WRITTEN REQUEST: Find how many lines contain "frac" and state only that number.

====== STORED DATA

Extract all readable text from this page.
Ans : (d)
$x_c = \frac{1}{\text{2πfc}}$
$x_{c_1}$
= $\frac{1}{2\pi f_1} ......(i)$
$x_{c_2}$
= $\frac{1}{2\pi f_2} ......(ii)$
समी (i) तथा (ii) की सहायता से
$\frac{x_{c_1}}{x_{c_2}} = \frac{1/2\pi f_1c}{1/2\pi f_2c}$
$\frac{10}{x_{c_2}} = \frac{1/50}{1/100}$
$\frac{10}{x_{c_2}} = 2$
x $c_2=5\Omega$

============

SOLUTION FOR THIS TASK: 6